* AIM OF THE EXERCISE:
Below are entries; copy exactly, and only, the lines from the one containing "What's the underlying" through their final line, leaving out pictures.

Collected data entries
>>>>>

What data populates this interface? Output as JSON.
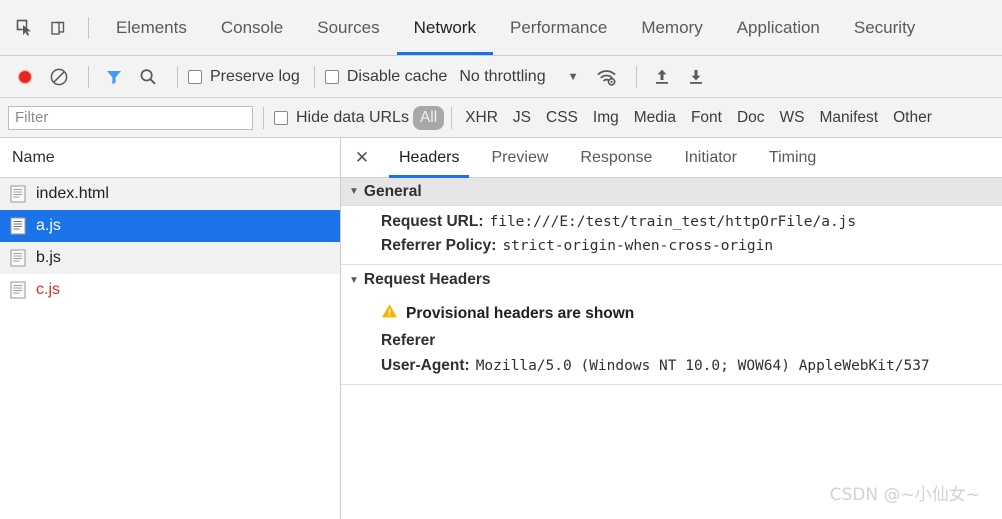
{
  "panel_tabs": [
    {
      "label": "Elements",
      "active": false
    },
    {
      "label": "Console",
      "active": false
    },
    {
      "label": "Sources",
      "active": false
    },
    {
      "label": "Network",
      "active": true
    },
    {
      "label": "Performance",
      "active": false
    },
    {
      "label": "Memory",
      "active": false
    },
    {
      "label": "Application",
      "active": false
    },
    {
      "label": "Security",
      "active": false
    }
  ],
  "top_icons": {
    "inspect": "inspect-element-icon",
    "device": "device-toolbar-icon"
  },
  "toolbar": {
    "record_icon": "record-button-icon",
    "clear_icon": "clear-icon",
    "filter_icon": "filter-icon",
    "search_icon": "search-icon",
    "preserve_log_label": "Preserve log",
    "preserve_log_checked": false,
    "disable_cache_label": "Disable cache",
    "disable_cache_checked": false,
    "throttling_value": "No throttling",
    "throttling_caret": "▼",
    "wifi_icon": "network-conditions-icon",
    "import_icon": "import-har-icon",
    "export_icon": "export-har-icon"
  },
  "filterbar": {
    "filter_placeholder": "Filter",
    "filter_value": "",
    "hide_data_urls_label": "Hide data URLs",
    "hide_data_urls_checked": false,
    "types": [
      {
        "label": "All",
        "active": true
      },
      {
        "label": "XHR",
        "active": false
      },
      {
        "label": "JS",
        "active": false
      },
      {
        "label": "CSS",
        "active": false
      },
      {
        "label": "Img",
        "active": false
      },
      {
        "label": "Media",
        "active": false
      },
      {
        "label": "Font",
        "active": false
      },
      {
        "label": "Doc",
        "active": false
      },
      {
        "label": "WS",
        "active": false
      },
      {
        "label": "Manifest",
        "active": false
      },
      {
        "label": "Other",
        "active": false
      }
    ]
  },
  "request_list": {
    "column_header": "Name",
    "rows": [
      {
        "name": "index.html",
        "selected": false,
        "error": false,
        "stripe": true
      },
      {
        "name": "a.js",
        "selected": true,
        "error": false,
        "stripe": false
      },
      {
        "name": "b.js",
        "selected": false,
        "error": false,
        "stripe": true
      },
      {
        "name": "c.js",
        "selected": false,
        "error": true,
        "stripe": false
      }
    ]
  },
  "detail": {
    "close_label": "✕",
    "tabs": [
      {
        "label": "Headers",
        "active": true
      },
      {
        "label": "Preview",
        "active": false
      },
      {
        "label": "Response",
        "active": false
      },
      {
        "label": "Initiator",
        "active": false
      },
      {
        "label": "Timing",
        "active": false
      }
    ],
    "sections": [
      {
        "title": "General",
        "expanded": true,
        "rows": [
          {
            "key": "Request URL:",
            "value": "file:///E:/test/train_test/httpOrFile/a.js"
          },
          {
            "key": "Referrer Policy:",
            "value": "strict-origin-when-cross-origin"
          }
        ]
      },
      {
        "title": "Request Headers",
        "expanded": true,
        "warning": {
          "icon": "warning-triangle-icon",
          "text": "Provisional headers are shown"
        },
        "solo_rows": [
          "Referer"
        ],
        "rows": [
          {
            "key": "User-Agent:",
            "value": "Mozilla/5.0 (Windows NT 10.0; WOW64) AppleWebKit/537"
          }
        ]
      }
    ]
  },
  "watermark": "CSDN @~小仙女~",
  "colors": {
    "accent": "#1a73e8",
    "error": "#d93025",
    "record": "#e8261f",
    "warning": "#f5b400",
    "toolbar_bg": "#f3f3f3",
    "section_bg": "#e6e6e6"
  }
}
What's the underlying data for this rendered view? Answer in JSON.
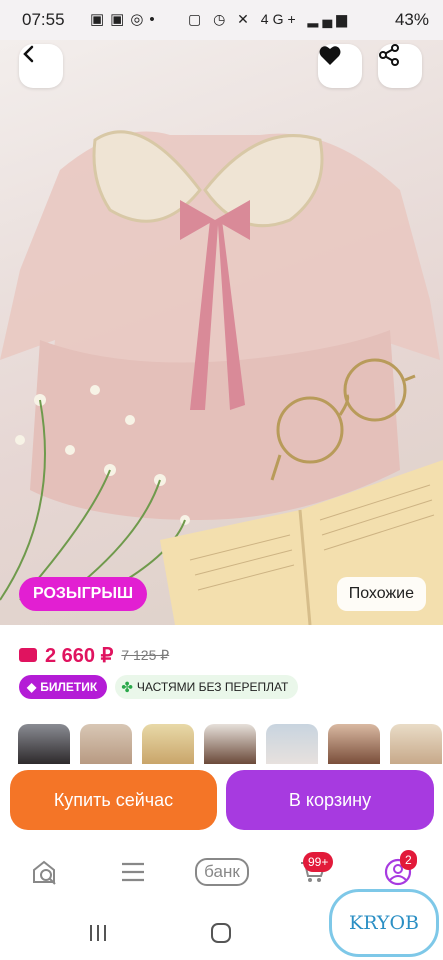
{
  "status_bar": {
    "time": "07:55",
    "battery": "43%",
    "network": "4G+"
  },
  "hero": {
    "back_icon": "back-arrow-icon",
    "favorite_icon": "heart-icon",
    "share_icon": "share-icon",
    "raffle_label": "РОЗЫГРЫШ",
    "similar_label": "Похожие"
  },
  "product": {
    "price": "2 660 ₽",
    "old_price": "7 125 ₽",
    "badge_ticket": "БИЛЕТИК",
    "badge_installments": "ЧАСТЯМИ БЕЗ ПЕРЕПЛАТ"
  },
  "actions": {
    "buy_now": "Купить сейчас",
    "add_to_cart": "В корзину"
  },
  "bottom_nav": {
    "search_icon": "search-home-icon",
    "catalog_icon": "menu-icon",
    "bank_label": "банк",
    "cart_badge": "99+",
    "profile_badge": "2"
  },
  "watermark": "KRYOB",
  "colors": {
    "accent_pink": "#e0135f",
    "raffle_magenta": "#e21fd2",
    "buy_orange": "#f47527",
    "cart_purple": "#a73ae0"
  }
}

<<<<<

* RESPONSE:
What's the underlying data for this rendered view? Answer in JSON.
{
  "status_bar": {
    "time": "07:55",
    "battery": "43%",
    "network": "4G+"
  },
  "hero": {
    "back_icon": "back-arrow-icon",
    "favorite_icon": "heart-icon",
    "share_icon": "share-icon",
    "raffle_label": "РОЗЫГРЫШ",
    "similar_label": "Похожие"
  },
  "product": {
    "price": "2 660 ₽",
    "old_price": "7 125 ₽",
    "badge_ticket": "БИЛЕТИК",
    "badge_installments": "ЧАСТЯМИ БЕЗ ПЕРЕПЛАТ"
  },
  "actions": {
    "buy_now": "Купить сейчас",
    "add_to_cart": "В корзину"
  },
  "bottom_nav": {
    "search_icon": "search-home-icon",
    "catalog_icon": "menu-icon",
    "bank_label": "банк",
    "cart_badge": "99+",
    "profile_badge": "2"
  },
  "watermark": "KRYOB",
  "colors": {
    "accent_pink": "#e0135f",
    "raffle_magenta": "#e21fd2",
    "buy_orange": "#f47527",
    "cart_purple": "#a73ae0"
  }
}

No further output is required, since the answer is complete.